§ STATED TASK
Scan the listing below and copy every line holding "normalt".

##### DATA RECORDS

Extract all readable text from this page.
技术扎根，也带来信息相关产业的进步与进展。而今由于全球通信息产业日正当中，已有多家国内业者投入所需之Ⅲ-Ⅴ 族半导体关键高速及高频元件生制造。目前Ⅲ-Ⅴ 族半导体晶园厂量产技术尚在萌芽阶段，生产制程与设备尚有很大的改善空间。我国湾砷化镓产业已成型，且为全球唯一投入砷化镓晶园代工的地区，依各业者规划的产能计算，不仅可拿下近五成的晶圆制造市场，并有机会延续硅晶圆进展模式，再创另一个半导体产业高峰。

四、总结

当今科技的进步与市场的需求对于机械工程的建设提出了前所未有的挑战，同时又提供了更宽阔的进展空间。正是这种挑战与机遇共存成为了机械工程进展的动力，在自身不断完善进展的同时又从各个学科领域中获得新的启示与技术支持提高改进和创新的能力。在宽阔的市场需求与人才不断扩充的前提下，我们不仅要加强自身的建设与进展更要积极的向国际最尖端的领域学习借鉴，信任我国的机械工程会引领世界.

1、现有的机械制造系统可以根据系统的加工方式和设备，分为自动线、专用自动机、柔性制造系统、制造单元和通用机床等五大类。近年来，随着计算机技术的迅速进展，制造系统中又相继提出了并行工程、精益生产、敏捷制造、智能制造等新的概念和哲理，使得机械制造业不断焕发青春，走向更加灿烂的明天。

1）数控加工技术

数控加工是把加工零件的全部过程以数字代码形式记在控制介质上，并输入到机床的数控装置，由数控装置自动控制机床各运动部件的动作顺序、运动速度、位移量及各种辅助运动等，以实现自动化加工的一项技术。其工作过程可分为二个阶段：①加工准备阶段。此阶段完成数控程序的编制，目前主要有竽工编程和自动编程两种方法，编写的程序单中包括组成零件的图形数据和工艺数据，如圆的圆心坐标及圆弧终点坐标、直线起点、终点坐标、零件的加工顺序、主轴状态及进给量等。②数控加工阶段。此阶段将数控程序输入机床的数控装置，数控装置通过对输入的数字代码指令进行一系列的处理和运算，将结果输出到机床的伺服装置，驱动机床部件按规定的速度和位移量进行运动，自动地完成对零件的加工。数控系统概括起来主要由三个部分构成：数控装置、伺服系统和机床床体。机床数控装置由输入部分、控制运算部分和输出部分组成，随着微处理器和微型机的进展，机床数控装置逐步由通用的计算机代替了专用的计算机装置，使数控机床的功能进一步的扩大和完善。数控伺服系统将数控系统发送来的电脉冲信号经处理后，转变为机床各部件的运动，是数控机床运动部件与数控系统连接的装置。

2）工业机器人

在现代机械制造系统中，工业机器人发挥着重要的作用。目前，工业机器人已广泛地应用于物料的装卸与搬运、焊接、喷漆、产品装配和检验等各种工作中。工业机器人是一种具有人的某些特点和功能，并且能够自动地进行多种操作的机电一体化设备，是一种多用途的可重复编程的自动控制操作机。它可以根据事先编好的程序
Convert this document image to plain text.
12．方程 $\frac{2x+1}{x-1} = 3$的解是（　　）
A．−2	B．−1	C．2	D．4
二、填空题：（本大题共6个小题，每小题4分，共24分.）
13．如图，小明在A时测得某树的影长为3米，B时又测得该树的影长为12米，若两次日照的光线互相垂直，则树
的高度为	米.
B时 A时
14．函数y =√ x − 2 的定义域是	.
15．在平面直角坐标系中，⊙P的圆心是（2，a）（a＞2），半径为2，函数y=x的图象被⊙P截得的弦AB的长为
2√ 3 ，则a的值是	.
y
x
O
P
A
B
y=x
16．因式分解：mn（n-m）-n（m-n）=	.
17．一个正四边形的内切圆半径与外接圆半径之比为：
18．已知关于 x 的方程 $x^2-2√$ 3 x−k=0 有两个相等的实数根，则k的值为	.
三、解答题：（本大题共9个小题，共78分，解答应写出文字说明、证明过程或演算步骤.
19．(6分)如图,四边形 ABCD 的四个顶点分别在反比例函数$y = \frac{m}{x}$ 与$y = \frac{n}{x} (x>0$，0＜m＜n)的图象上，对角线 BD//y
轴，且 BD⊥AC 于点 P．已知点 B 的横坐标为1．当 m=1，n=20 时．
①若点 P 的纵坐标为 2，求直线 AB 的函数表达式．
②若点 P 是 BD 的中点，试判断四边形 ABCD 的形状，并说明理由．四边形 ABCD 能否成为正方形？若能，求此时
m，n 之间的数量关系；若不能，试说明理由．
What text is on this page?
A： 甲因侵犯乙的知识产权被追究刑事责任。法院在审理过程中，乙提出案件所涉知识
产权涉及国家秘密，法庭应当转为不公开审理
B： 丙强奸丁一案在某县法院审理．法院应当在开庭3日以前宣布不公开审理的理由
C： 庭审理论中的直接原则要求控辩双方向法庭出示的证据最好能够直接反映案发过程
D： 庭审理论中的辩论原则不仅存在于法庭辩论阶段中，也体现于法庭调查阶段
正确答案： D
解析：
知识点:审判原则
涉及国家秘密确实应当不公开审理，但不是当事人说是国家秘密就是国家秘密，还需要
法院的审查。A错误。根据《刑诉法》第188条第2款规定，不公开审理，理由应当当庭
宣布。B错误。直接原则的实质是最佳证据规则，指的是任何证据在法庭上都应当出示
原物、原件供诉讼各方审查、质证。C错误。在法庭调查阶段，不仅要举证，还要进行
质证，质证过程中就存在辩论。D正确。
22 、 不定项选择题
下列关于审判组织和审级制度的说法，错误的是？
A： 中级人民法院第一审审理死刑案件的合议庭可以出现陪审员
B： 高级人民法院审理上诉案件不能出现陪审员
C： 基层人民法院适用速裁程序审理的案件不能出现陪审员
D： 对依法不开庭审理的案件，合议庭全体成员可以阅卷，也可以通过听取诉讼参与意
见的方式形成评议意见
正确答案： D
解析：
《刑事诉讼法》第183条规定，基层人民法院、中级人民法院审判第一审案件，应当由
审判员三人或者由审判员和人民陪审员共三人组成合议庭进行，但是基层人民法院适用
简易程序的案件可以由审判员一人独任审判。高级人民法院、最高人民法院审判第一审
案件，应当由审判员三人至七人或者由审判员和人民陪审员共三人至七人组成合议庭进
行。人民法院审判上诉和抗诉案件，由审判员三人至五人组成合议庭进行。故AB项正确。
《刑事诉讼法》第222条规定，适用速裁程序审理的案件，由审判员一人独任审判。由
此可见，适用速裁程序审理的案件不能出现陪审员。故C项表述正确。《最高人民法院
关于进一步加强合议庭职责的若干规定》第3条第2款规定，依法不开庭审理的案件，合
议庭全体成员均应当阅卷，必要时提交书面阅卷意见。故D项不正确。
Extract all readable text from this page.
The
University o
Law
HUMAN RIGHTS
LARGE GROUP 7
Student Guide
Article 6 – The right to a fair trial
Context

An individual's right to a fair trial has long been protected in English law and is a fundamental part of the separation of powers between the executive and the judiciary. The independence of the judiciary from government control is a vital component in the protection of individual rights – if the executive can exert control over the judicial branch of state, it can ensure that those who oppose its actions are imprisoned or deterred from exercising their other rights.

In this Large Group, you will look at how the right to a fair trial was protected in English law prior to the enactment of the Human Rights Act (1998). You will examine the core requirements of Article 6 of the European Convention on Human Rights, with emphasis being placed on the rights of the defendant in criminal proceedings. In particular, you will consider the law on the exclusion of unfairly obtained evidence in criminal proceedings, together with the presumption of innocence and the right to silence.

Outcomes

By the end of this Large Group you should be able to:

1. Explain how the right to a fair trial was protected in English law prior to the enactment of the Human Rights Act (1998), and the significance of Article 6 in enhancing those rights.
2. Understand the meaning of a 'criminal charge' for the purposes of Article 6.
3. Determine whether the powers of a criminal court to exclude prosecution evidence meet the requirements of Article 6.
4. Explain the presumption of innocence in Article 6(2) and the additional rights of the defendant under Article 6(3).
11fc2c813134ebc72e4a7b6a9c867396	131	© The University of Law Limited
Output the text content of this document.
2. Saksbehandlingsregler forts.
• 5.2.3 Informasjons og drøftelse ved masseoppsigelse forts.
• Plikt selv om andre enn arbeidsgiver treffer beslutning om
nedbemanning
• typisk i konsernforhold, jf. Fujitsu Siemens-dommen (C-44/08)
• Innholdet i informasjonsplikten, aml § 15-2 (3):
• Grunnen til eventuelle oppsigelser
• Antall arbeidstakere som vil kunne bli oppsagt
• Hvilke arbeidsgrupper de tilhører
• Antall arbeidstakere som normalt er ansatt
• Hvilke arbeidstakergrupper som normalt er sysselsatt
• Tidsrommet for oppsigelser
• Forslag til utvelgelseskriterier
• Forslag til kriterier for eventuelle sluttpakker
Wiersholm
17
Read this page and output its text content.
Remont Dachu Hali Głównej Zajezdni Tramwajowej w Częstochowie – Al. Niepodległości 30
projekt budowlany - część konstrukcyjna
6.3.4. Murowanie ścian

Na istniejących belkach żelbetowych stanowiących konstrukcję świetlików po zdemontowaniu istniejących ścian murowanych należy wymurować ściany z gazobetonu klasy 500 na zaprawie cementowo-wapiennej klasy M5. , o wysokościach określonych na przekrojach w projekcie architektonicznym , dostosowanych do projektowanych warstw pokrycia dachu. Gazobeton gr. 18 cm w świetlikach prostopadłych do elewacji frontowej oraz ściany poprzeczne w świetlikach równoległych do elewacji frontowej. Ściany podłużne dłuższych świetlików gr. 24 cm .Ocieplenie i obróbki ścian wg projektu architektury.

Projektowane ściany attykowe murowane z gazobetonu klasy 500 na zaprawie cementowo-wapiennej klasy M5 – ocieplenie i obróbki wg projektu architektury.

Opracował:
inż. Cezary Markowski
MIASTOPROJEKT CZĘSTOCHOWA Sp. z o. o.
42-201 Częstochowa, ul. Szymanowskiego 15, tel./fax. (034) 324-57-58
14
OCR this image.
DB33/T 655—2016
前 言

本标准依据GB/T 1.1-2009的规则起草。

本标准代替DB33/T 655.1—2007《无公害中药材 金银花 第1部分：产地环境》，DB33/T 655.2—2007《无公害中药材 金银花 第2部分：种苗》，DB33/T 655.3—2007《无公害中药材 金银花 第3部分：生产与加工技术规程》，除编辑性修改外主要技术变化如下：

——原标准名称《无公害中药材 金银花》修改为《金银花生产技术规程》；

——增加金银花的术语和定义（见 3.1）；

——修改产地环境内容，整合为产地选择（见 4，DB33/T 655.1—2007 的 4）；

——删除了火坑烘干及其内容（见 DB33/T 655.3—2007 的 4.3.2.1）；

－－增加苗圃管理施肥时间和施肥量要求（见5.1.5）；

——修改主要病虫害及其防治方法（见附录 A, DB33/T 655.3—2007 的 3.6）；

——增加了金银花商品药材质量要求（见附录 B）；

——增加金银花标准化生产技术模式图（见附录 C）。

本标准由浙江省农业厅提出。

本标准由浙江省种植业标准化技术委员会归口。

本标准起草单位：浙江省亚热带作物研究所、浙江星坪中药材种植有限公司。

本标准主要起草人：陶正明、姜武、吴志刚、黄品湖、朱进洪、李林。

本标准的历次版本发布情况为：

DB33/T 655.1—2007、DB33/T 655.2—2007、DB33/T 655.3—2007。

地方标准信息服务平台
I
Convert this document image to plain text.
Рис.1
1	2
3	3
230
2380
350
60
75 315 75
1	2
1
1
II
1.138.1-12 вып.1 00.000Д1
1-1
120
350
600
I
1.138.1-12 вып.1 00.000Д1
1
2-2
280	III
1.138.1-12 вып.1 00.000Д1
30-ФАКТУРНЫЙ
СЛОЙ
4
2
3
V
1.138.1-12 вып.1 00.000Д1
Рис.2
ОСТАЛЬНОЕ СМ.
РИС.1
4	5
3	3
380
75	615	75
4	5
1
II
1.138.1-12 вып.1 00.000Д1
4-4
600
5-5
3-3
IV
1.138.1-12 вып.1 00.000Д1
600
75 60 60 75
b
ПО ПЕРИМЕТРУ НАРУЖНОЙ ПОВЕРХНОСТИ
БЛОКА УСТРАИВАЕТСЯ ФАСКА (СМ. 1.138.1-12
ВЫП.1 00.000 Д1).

##########

§ REPLY
• Antall arbeidstakere som normalt er ansatt
• Hvilke arbeidstakergrupper som normalt er sysselsatt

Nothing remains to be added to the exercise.